■ **Provided records**:
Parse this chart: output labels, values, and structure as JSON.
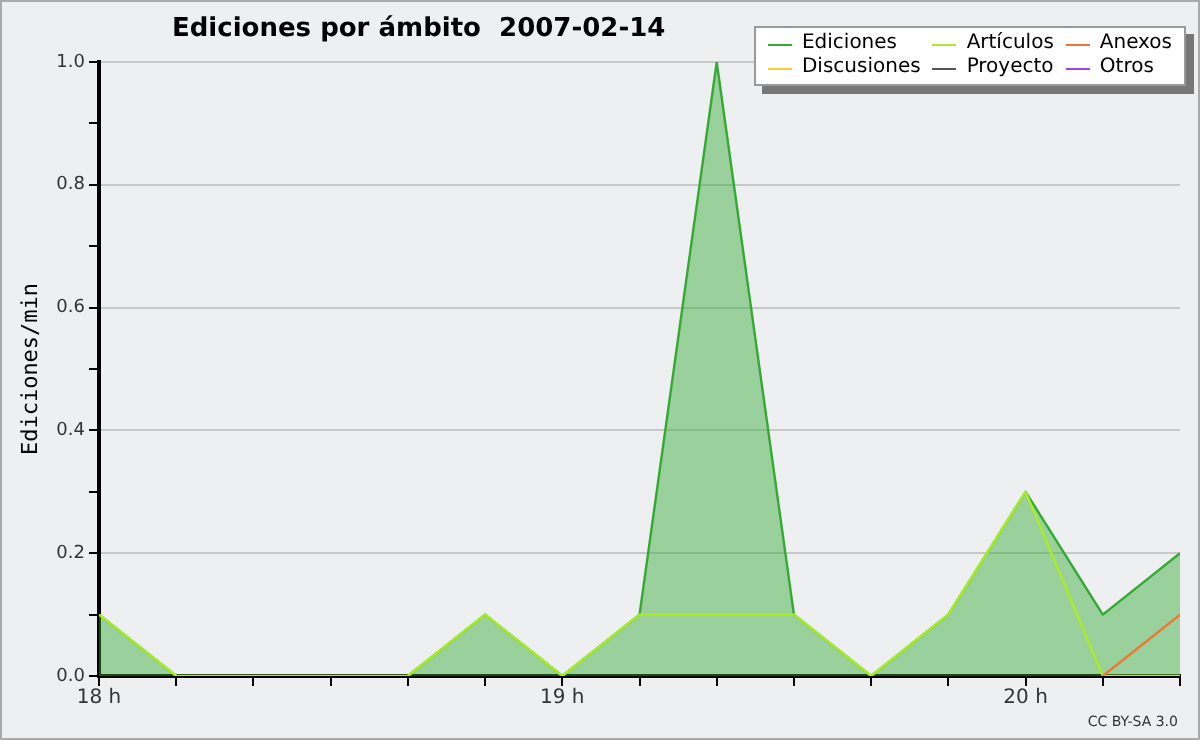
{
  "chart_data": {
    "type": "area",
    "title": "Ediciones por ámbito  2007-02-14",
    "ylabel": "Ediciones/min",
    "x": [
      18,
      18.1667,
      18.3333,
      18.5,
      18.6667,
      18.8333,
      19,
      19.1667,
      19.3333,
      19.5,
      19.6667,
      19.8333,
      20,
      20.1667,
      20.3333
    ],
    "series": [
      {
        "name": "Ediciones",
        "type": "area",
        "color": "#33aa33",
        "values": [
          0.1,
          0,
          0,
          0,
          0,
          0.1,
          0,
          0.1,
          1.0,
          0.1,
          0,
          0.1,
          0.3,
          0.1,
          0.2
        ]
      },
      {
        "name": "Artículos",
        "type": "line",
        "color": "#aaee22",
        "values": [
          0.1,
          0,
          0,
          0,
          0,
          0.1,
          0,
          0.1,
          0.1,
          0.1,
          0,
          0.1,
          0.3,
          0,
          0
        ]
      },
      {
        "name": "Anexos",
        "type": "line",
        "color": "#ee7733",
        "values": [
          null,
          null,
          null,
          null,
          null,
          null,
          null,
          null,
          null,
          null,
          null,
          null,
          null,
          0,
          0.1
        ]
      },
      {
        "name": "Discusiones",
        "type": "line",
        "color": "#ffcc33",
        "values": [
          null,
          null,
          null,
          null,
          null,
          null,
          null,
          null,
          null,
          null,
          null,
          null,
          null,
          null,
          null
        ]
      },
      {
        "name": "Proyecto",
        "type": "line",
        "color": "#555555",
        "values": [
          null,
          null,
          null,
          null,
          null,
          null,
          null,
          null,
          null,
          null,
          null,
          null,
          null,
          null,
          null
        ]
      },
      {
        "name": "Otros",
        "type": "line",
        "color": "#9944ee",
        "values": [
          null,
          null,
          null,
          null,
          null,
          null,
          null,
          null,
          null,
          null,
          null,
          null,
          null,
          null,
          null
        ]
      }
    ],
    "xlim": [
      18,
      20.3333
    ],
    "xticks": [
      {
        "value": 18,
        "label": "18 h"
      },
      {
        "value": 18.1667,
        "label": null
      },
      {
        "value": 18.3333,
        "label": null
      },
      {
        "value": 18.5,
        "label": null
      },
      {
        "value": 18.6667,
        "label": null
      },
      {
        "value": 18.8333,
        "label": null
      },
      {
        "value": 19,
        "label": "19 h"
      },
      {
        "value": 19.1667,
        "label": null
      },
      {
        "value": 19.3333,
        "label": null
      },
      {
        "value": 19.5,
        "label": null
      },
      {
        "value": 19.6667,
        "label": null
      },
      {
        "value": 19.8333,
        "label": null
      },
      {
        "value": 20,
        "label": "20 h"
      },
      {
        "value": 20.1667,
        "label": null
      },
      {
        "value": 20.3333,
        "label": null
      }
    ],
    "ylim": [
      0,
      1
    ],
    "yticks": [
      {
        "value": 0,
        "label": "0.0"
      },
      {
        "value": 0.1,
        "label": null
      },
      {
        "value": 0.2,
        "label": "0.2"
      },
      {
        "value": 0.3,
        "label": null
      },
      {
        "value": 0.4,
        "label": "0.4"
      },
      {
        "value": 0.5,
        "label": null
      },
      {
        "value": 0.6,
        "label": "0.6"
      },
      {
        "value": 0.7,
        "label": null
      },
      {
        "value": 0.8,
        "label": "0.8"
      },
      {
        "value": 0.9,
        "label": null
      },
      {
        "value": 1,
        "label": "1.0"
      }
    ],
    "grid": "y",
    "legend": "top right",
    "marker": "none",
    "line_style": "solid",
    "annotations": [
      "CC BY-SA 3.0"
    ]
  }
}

■ **Problem details**: Go through the entries above and count the lines containing the word "name"; give only that count.

■ **Response to this task**: 6